Source data
★ ★ ★
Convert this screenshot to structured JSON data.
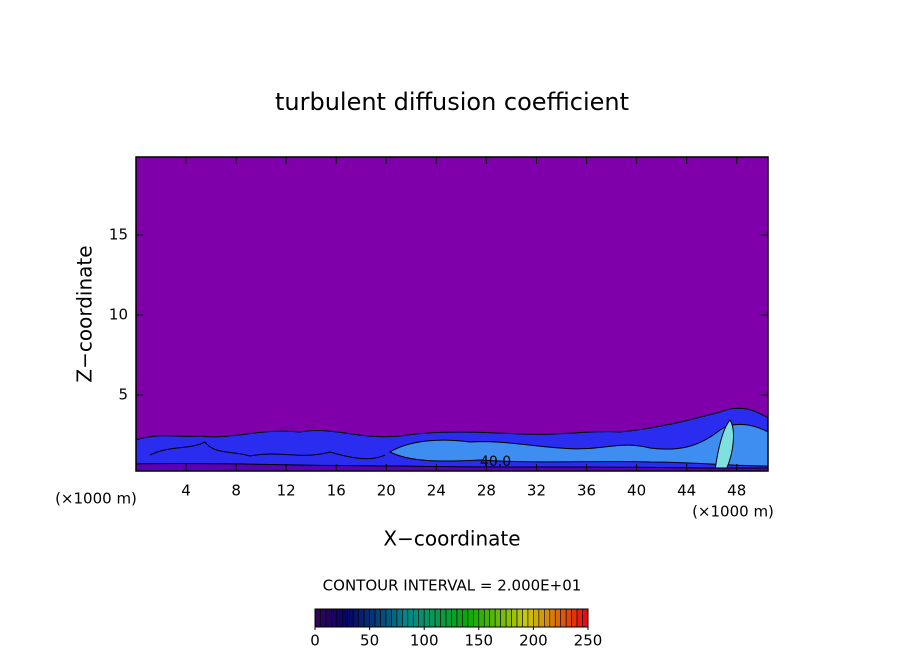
{
  "chart_data": {
    "type": "contour",
    "title": "turbulent diffusion coefficient",
    "x_label": "X−coordinate",
    "y_label": "Z−coordinate",
    "x_unit_label": "(×1000 m)",
    "y_unit_label": "(×1000 m)",
    "xlim": [
      0,
      50.5
    ],
    "ylim": [
      0.25,
      19.875
    ],
    "xticks": [
      4,
      8,
      12,
      16,
      20,
      24,
      28,
      32,
      36,
      40,
      44,
      48
    ],
    "yticks": [
      5,
      10,
      15
    ],
    "contour_label": "40.0",
    "contour_interval_text": "CONTOUR INTERVAL = 2.000E+01",
    "colorbar": {
      "lim": [
        0,
        250
      ],
      "ticks": [
        0,
        50,
        100,
        150,
        200,
        250
      ]
    }
  }
}
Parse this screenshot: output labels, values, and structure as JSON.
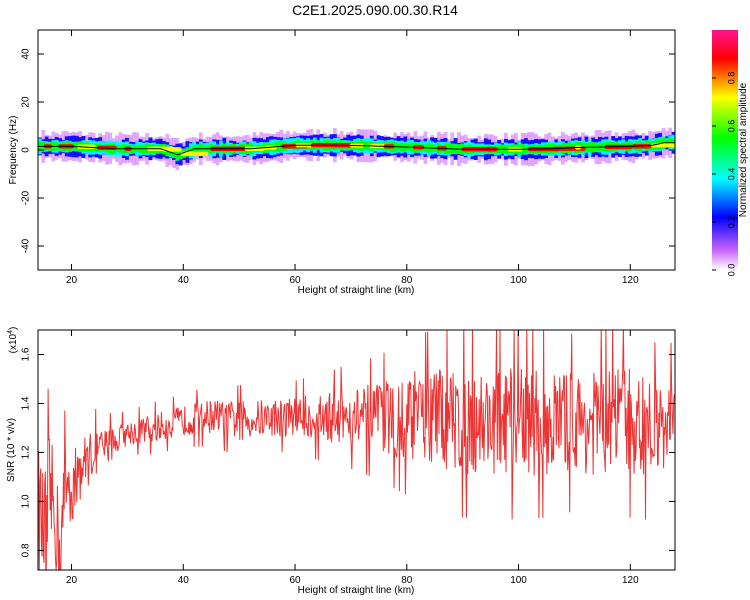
★ ★ ★
### DIRECTIONS
Every record must be copied exactly, with the pictures left out.

### SOLUTION
Convert this screenshot to structured JSON data.
{
  "chart_data": {
    "type": "contour",
    "title": "turbulent diffusion coefficient",
    "x_label": "X−coordinate",
    "y_label": "Z−coordinate",
    "x_unit_label": "(×1000 m)",
    "y_unit_label": "(×1000 m)",
    "xlim": [
      0,
      50.5
    ],
    "ylim": [
      0.25,
      19.875
    ],
    "xticks": [
      4,
      8,
      12,
      16,
      20,
      24,
      28,
      32,
      36,
      40,
      44,
      48
    ],
    "yticks": [
      5,
      10,
      15
    ],
    "contour_label": "40.0",
    "contour_interval_text": "CONTOUR INTERVAL = 2.000E+01",
    "colorbar": {
      "lim": [
        0,
        250
      ],
      "ticks": [
        0,
        50,
        100,
        150,
        200,
        250
      ]
    }
  }
}
Parse this screenshot: output labels, values, and structure as JSON.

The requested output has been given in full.